What you will do
Repeat the material verbatim and drop the pictures.

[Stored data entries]
--- Start ---

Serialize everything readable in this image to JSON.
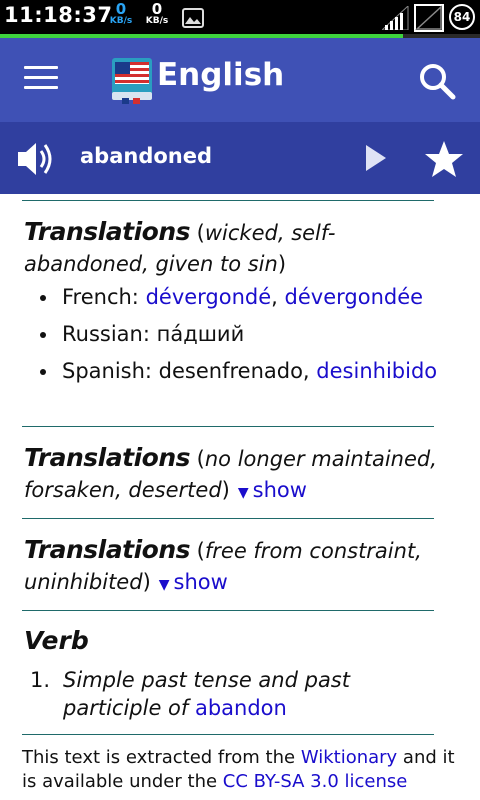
{
  "status_bar": {
    "time": "11:18:37",
    "download_speed": "0",
    "download_unit": "KB/s",
    "upload_speed": "0",
    "upload_unit": "KB/s",
    "battery": "84",
    "load_progress": 0.84
  },
  "app_bar": {
    "title": "English",
    "menu_icon": "hamburger-menu-icon",
    "search_icon": "search-icon",
    "logo_icon": "dictionary-flag-icon"
  },
  "word_bar": {
    "word": "abandoned",
    "speaker_icon": "speaker-icon",
    "play_icon": "play-icon",
    "star_icon": "star-icon"
  },
  "sections": {
    "s1": {
      "heading": "Translations",
      "gloss_open": " (",
      "gloss": "wicked, self-abandoned, given to sin",
      "gloss_close": ")",
      "items": [
        {
          "lang": "French: ",
          "t1": "dévergondé",
          "sep": ", ",
          "t2": "dévergondée"
        },
        {
          "lang": "Russian: пáдший"
        },
        {
          "lang": "Spanish: desenfrenado, ",
          "t1": "desinhibido"
        }
      ]
    },
    "s2": {
      "heading": "Translations",
      "gloss_open": " (",
      "gloss": "no longer maintained, forsaken, deserted",
      "gloss_close": ")",
      "show_arrow": "▼",
      "show_label": "show"
    },
    "s3": {
      "heading": "Translations",
      "gloss_open": " (",
      "gloss": "free from constraint, uninhibited",
      "gloss_close": ")",
      "show_arrow": "▼",
      "show_label": "show"
    },
    "verb": {
      "heading": "Verb",
      "number": "1.",
      "definition": "Simple past tense and past participle of ",
      "link": "abandon"
    }
  },
  "footer": {
    "text1": "This text is extracted from the ",
    "link1": "Wiktionary",
    "text2": " and it is available under the ",
    "link2": "CC BY-SA 3.0 license"
  },
  "colors": {
    "app_bar": "#3f51b5",
    "word_bar": "#303f9f",
    "link": "#1a0dcc",
    "divider": "#1f6a6a",
    "progress": "#3ed23e"
  }
}
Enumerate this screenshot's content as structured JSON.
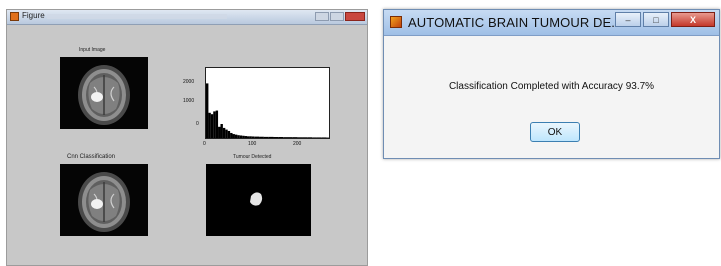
{
  "figure_window": {
    "title": "Figure",
    "input_caption": "Input Image",
    "classification_caption": "Cnn Classification",
    "tumour_caption": "Tumour Detected"
  },
  "chart_data": {
    "type": "bar",
    "title": "",
    "xlabel": "",
    "ylabel": "",
    "xlim": [
      0,
      255
    ],
    "ylim": [
      0,
      2500
    ],
    "x_ticks": [
      "0",
      "100",
      "200"
    ],
    "y_ticks": [
      "2000",
      "1000",
      "0"
    ],
    "bins": [
      0,
      5,
      10,
      15,
      20,
      25,
      30,
      35,
      40,
      45,
      50,
      55,
      60,
      65,
      70,
      75,
      80,
      85,
      90,
      95,
      100,
      110,
      120,
      130,
      140,
      150,
      160,
      170,
      180,
      190,
      200,
      210,
      220,
      230,
      240,
      250
    ],
    "values": [
      1950,
      900,
      850,
      950,
      980,
      400,
      500,
      360,
      300,
      250,
      180,
      140,
      120,
      100,
      90,
      80,
      70,
      60,
      60,
      55,
      50,
      45,
      40,
      40,
      35,
      35,
      30,
      30,
      30,
      25,
      25,
      25,
      20,
      20,
      20,
      15
    ]
  },
  "dialog": {
    "title": "AUTOMATIC BRAIN TUMOUR DE...",
    "message": "Classification Completed with Accuracy 93.7%",
    "ok_label": "OK",
    "minimize_symbol": "–",
    "maximize_symbol": "□",
    "close_symbol": "X"
  }
}
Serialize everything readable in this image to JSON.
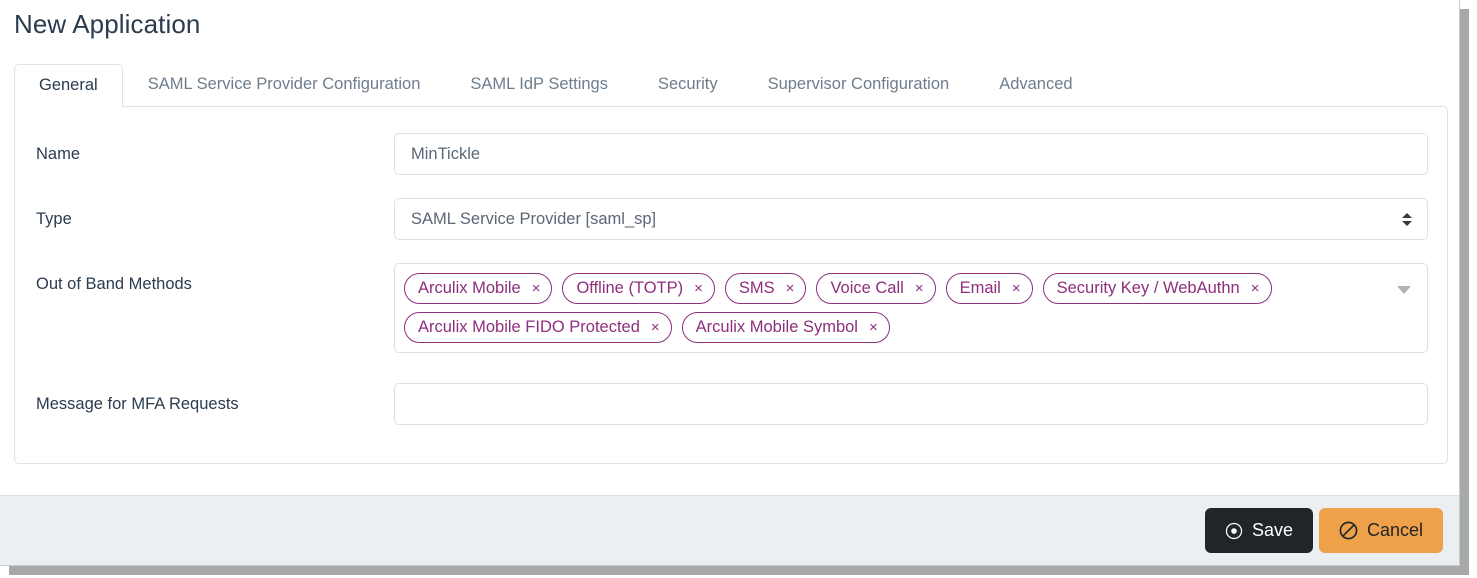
{
  "page": {
    "title": "New Application"
  },
  "tabs": [
    {
      "label": "General",
      "active": true
    },
    {
      "label": "SAML Service Provider Configuration",
      "active": false
    },
    {
      "label": "SAML IdP Settings",
      "active": false
    },
    {
      "label": "Security",
      "active": false
    },
    {
      "label": "Supervisor Configuration",
      "active": false
    },
    {
      "label": "Advanced",
      "active": false
    }
  ],
  "form": {
    "name": {
      "label": "Name",
      "value": "MinTickle"
    },
    "type": {
      "label": "Type",
      "value": "SAML Service Provider [saml_sp]",
      "icon": "select-updown-icon"
    },
    "out_of_band_methods": {
      "label": "Out of Band Methods",
      "caret_icon": "chevron-down-icon",
      "remove_icon": "×",
      "chips": [
        "Arculix Mobile",
        "Offline (TOTP)",
        "SMS",
        "Voice Call",
        "Email",
        "Security Key / WebAuthn",
        "Arculix Mobile FIDO Protected",
        "Arculix Mobile Symbol"
      ]
    },
    "mfa_message": {
      "label": "Message for MFA Requests",
      "value": "",
      "placeholder": ""
    }
  },
  "footer": {
    "save": {
      "label": "Save",
      "icon": "record-circle-icon"
    },
    "cancel": {
      "label": "Cancel",
      "icon": "no-entry-icon"
    }
  },
  "colors": {
    "chip_purple": "#8e2f7c",
    "save_bg": "#212529",
    "cancel_bg": "#efa14a",
    "text_dark": "#2b3c4e",
    "tab_inactive": "#6e7d8c",
    "footer_bg": "#eceff2",
    "border": "#dee2e6"
  }
}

--- End ---

Task result
Serialize everything readable in this image to JSON.
{
  "status_bar": {
    "time": "11:18:37",
    "download_speed": "0",
    "download_unit": "KB/s",
    "upload_speed": "0",
    "upload_unit": "KB/s",
    "battery": "84",
    "load_progress": 0.84
  },
  "app_bar": {
    "title": "English",
    "menu_icon": "hamburger-menu-icon",
    "search_icon": "search-icon",
    "logo_icon": "dictionary-flag-icon"
  },
  "word_bar": {
    "word": "abandoned",
    "speaker_icon": "speaker-icon",
    "play_icon": "play-icon",
    "star_icon": "star-icon"
  },
  "sections": {
    "s1": {
      "heading": "Translations",
      "gloss_open": " (",
      "gloss": "wicked, self-abandoned, given to sin",
      "gloss_close": ")",
      "items": [
        {
          "lang": "French: ",
          "t1": "dévergondé",
          "sep": ", ",
          "t2": "dévergondée"
        },
        {
          "lang": "Russian: пáдший"
        },
        {
          "lang": "Spanish: desenfrenado, ",
          "t1": "desinhibido"
        }
      ]
    },
    "s2": {
      "heading": "Translations",
      "gloss_open": " (",
      "gloss": "no longer maintained, forsaken, deserted",
      "gloss_close": ")",
      "show_arrow": "▼",
      "show_label": "show"
    },
    "s3": {
      "heading": "Translations",
      "gloss_open": " (",
      "gloss": "free from constraint, uninhibited",
      "gloss_close": ")",
      "show_arrow": "▼",
      "show_label": "show"
    },
    "verb": {
      "heading": "Verb",
      "number": "1.",
      "definition": "Simple past tense and past participle of ",
      "link": "abandon"
    }
  },
  "footer": {
    "text1": "This text is extracted from the ",
    "link1": "Wiktionary",
    "text2": " and it is available under the ",
    "link2": "CC BY-SA 3.0 license"
  },
  "colors": {
    "app_bar": "#3f51b5",
    "word_bar": "#303f9f",
    "link": "#1a0dcc",
    "divider": "#1f6a6a",
    "progress": "#3ed23e"
  }
}
Enumerate this screenshot's content as structured JSON.
{
  "figure_window": {
    "title": "Figure",
    "input_caption": "Input Image",
    "classification_caption": "Cnn Classification",
    "tumour_caption": "Tumour Detected"
  },
  "chart_data": {
    "type": "bar",
    "title": "",
    "xlabel": "",
    "ylabel": "",
    "xlim": [
      0,
      255
    ],
    "ylim": [
      0,
      2500
    ],
    "x_ticks": [
      "0",
      "100",
      "200"
    ],
    "y_ticks": [
      "2000",
      "1000",
      "0"
    ],
    "bins": [
      0,
      5,
      10,
      15,
      20,
      25,
      30,
      35,
      40,
      45,
      50,
      55,
      60,
      65,
      70,
      75,
      80,
      85,
      90,
      95,
      100,
      110,
      120,
      130,
      140,
      150,
      160,
      170,
      180,
      190,
      200,
      210,
      220,
      230,
      240,
      250
    ],
    "values": [
      1950,
      900,
      850,
      950,
      980,
      400,
      500,
      360,
      300,
      250,
      180,
      140,
      120,
      100,
      90,
      80,
      70,
      60,
      60,
      55,
      50,
      45,
      40,
      40,
      35,
      35,
      30,
      30,
      30,
      25,
      25,
      25,
      20,
      20,
      20,
      15
    ]
  },
  "dialog": {
    "title": "AUTOMATIC BRAIN TUMOUR DE...",
    "message": "Classification Completed with Accuracy 93.7%",
    "ok_label": "OK",
    "minimize_symbol": "–",
    "maximize_symbol": "□",
    "close_symbol": "X"
  }
}
Serialize everything readable in this image to JSON.
{
  "page": {
    "title": "New Application"
  },
  "tabs": [
    {
      "label": "General",
      "active": true
    },
    {
      "label": "SAML Service Provider Configuration",
      "active": false
    },
    {
      "label": "SAML IdP Settings",
      "active": false
    },
    {
      "label": "Security",
      "active": false
    },
    {
      "label": "Supervisor Configuration",
      "active": false
    },
    {
      "label": "Advanced",
      "active": false
    }
  ],
  "form": {
    "name": {
      "label": "Name",
      "value": "MinTickle"
    },
    "type": {
      "label": "Type",
      "value": "SAML Service Provider [saml_sp]",
      "icon": "select-updown-icon"
    },
    "out_of_band_methods": {
      "label": "Out of Band Methods",
      "caret_icon": "chevron-down-icon",
      "remove_icon": "×",
      "chips": [
        "Arculix Mobile",
        "Offline (TOTP)",
        "SMS",
        "Voice Call",
        "Email",
        "Security Key / WebAuthn",
        "Arculix Mobile FIDO Protected",
        "Arculix Mobile Symbol"
      ]
    },
    "mfa_message": {
      "label": "Message for MFA Requests",
      "value": "",
      "placeholder": ""
    }
  },
  "footer": {
    "save": {
      "label": "Save",
      "icon": "record-circle-icon"
    },
    "cancel": {
      "label": "Cancel",
      "icon": "no-entry-icon"
    }
  },
  "colors": {
    "chip_purple": "#8e2f7c",
    "save_bg": "#212529",
    "cancel_bg": "#efa14a",
    "text_dark": "#2b3c4e",
    "tab_inactive": "#6e7d8c",
    "footer_bg": "#eceff2",
    "border": "#dee2e6"
  }
}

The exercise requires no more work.